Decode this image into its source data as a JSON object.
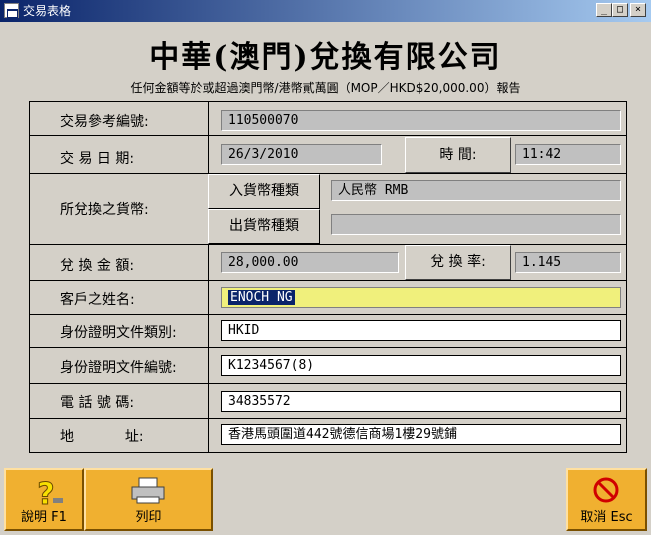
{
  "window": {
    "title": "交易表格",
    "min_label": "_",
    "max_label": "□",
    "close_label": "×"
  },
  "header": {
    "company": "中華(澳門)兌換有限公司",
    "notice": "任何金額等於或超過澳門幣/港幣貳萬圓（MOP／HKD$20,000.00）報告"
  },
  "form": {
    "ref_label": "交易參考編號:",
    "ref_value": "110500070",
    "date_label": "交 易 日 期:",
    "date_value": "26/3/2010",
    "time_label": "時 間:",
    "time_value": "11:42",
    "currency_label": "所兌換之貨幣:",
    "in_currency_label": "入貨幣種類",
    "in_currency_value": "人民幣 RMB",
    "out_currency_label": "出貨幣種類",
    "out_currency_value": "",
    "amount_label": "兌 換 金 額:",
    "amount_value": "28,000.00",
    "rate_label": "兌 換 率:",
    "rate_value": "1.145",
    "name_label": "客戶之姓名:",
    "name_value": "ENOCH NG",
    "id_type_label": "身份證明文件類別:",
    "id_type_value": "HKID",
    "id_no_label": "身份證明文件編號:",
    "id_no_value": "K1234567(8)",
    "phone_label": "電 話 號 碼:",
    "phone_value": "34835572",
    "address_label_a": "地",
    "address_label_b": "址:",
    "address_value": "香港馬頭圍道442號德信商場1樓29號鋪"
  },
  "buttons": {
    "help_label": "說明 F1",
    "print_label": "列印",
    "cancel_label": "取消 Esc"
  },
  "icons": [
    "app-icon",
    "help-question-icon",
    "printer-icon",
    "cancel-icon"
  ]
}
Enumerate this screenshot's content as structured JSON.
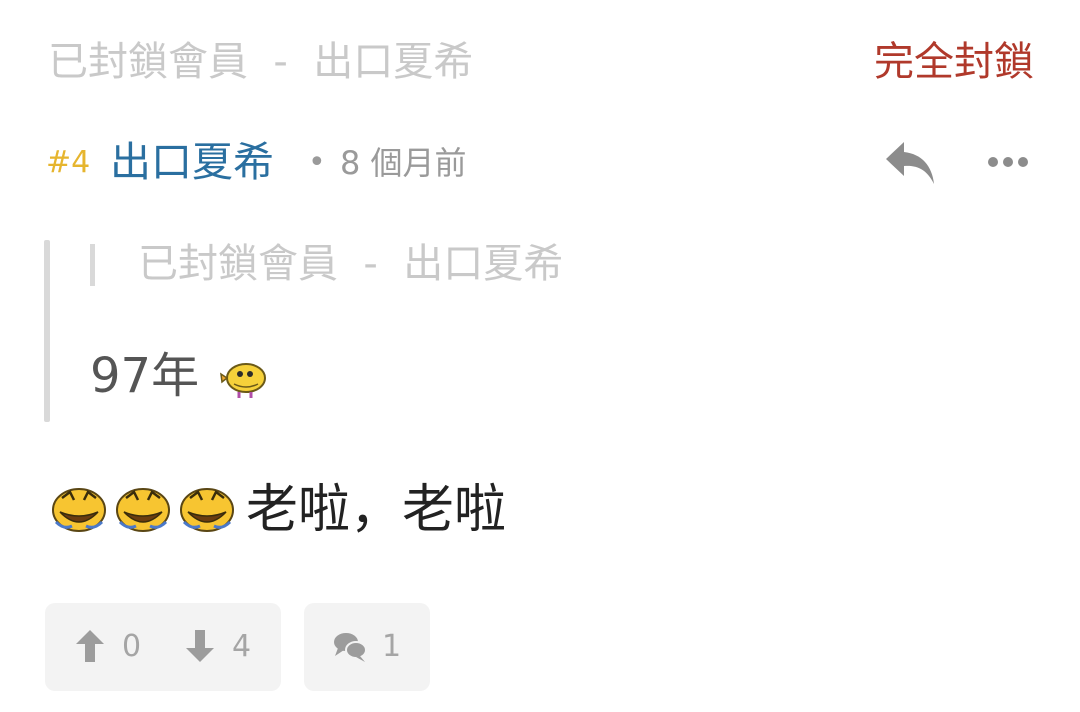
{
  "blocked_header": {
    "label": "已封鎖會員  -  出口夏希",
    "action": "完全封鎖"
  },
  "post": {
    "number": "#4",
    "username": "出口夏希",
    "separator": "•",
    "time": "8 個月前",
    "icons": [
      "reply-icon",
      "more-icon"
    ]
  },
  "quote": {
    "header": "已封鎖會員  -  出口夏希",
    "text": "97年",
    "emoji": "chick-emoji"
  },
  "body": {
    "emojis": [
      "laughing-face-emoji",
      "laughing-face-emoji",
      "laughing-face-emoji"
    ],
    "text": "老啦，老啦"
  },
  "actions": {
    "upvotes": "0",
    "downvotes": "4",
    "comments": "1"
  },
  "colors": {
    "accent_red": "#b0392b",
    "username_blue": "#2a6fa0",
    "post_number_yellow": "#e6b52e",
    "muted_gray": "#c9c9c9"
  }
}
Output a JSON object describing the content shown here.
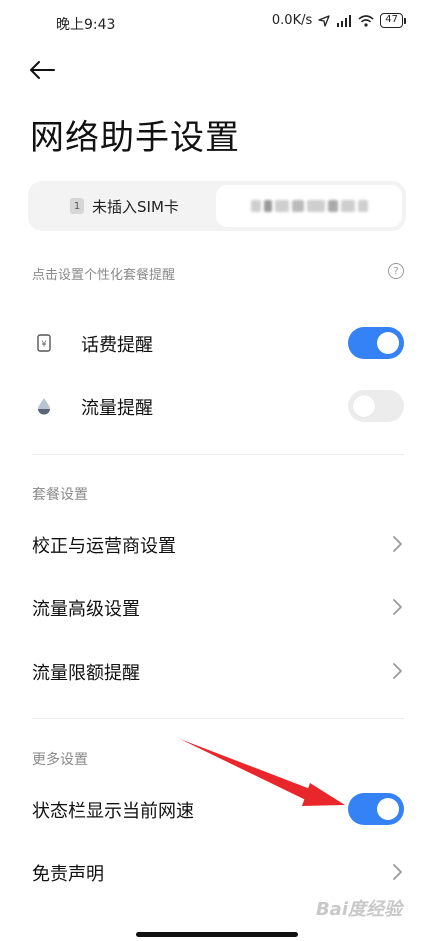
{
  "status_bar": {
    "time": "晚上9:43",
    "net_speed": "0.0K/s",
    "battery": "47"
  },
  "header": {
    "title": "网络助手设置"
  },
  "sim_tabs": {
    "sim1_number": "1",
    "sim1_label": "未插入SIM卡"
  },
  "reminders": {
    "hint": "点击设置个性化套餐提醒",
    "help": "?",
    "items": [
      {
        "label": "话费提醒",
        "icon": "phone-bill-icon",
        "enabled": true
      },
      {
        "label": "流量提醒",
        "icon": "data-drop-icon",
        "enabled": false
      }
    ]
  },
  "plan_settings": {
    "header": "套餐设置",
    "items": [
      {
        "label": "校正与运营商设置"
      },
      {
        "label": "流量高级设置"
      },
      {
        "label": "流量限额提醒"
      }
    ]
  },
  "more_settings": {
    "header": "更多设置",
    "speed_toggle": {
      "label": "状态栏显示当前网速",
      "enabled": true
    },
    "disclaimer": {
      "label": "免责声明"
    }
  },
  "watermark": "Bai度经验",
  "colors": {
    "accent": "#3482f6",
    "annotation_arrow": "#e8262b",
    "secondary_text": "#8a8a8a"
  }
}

Exercise — Repeat the material verbatim. Do not carry over any picture.

The solution —
Decode this image into its source data as a JSON object.
{
  "window": {
    "title": "交易表格",
    "min_label": "_",
    "max_label": "□",
    "close_label": "×"
  },
  "header": {
    "company": "中華(澳門)兌換有限公司",
    "notice": "任何金額等於或超過澳門幣/港幣貳萬圓（MOP／HKD$20,000.00）報告"
  },
  "form": {
    "ref_label": "交易參考編號:",
    "ref_value": "110500070",
    "date_label": "交 易 日 期:",
    "date_value": "26/3/2010",
    "time_label": "時 間:",
    "time_value": "11:42",
    "currency_label": "所兌換之貨幣:",
    "in_currency_label": "入貨幣種類",
    "in_currency_value": "人民幣 RMB",
    "out_currency_label": "出貨幣種類",
    "out_currency_value": "",
    "amount_label": "兌 換 金 額:",
    "amount_value": "28,000.00",
    "rate_label": "兌 換 率:",
    "rate_value": "1.145",
    "name_label": "客戶之姓名:",
    "name_value": "ENOCH NG",
    "id_type_label": "身份證明文件類別:",
    "id_type_value": "HKID",
    "id_no_label": "身份證明文件編號:",
    "id_no_value": "K1234567(8)",
    "phone_label": "電 話 號 碼:",
    "phone_value": "34835572",
    "address_label_a": "地",
    "address_label_b": "址:",
    "address_value": "香港馬頭圍道442號德信商場1樓29號鋪"
  },
  "buttons": {
    "help_label": "說明 F1",
    "print_label": "列印",
    "cancel_label": "取消 Esc"
  },
  "icons": [
    "app-icon",
    "help-question-icon",
    "printer-icon",
    "cancel-icon"
  ]
}
Enumerate this screenshot's content as structured JSON.
{
  "blocked_header": {
    "label": "已封鎖會員  -  出口夏希",
    "action": "完全封鎖"
  },
  "post": {
    "number": "#4",
    "username": "出口夏希",
    "separator": "•",
    "time": "8 個月前",
    "icons": [
      "reply-icon",
      "more-icon"
    ]
  },
  "quote": {
    "header": "已封鎖會員  -  出口夏希",
    "text": "97年",
    "emoji": "chick-emoji"
  },
  "body": {
    "emojis": [
      "laughing-face-emoji",
      "laughing-face-emoji",
      "laughing-face-emoji"
    ],
    "text": "老啦，老啦"
  },
  "actions": {
    "upvotes": "0",
    "downvotes": "4",
    "comments": "1"
  },
  "colors": {
    "accent_red": "#b0392b",
    "username_blue": "#2a6fa0",
    "post_number_yellow": "#e6b52e",
    "muted_gray": "#c9c9c9"
  }
}
Output a JSON object describing the content shown here.
{
  "status_bar": {
    "time": "晚上9:43",
    "net_speed": "0.0K/s",
    "battery": "47"
  },
  "header": {
    "title": "网络助手设置"
  },
  "sim_tabs": {
    "sim1_number": "1",
    "sim1_label": "未插入SIM卡"
  },
  "reminders": {
    "hint": "点击设置个性化套餐提醒",
    "help": "?",
    "items": [
      {
        "label": "话费提醒",
        "icon": "phone-bill-icon",
        "enabled": true
      },
      {
        "label": "流量提醒",
        "icon": "data-drop-icon",
        "enabled": false
      }
    ]
  },
  "plan_settings": {
    "header": "套餐设置",
    "items": [
      {
        "label": "校正与运营商设置"
      },
      {
        "label": "流量高级设置"
      },
      {
        "label": "流量限额提醒"
      }
    ]
  },
  "more_settings": {
    "header": "更多设置",
    "speed_toggle": {
      "label": "状态栏显示当前网速",
      "enabled": true
    },
    "disclaimer": {
      "label": "免责声明"
    }
  },
  "watermark": "Bai度经验",
  "colors": {
    "accent": "#3482f6",
    "annotation_arrow": "#e8262b",
    "secondary_text": "#8a8a8a"
  }
}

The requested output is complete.